(Stored data entries)
begin
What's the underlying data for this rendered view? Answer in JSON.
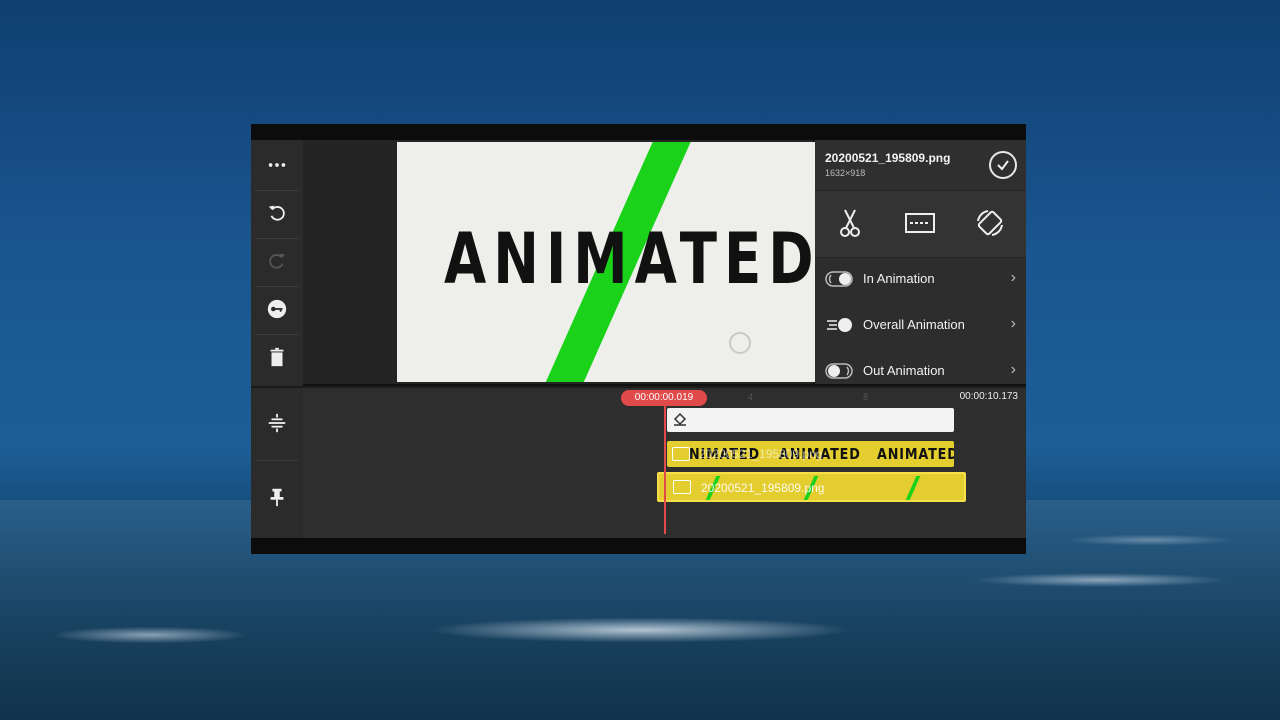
{
  "sidebar": {
    "items": [
      {
        "name": "more-icon"
      },
      {
        "name": "undo-icon"
      },
      {
        "name": "redo-icon"
      },
      {
        "name": "key-icon"
      },
      {
        "name": "delete-icon"
      },
      {
        "name": "align-icon"
      },
      {
        "name": "pin-icon"
      }
    ]
  },
  "preview": {
    "text": "ANIMATED",
    "stripe_color": "#1bd21b"
  },
  "panel": {
    "file_name": "20200521_195809.png",
    "resolution": "1632×918",
    "tools": [
      {
        "name": "scissors-icon"
      },
      {
        "name": "crop-icon"
      },
      {
        "name": "rotate-icon"
      }
    ],
    "menu": [
      {
        "label": "In Animation",
        "icon": "in-animation-icon"
      },
      {
        "label": "Overall Animation",
        "icon": "overall-animation-icon"
      },
      {
        "label": "Out Animation",
        "icon": "out-animation-icon"
      }
    ]
  },
  "timeline": {
    "current_time": "00:00:00.019",
    "end_time": "00:00:10.173",
    "ticks": [
      "4",
      "8"
    ],
    "text_track": {
      "label": "20200521_195809.png",
      "text_repeats": [
        "NIMATED",
        "ANIMATED",
        "ANIMATED"
      ]
    },
    "image_track": {
      "label": "20200521_195809.png"
    }
  }
}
end
### Task instructions
Read through the entries and copy every line that includes "label".

### Output
        "label": "In Animation",
        "label": "Overall Animation",
        "label": "Out Animation",
      "label": "20200521_195809.png",
      "label": "20200521_195809.png"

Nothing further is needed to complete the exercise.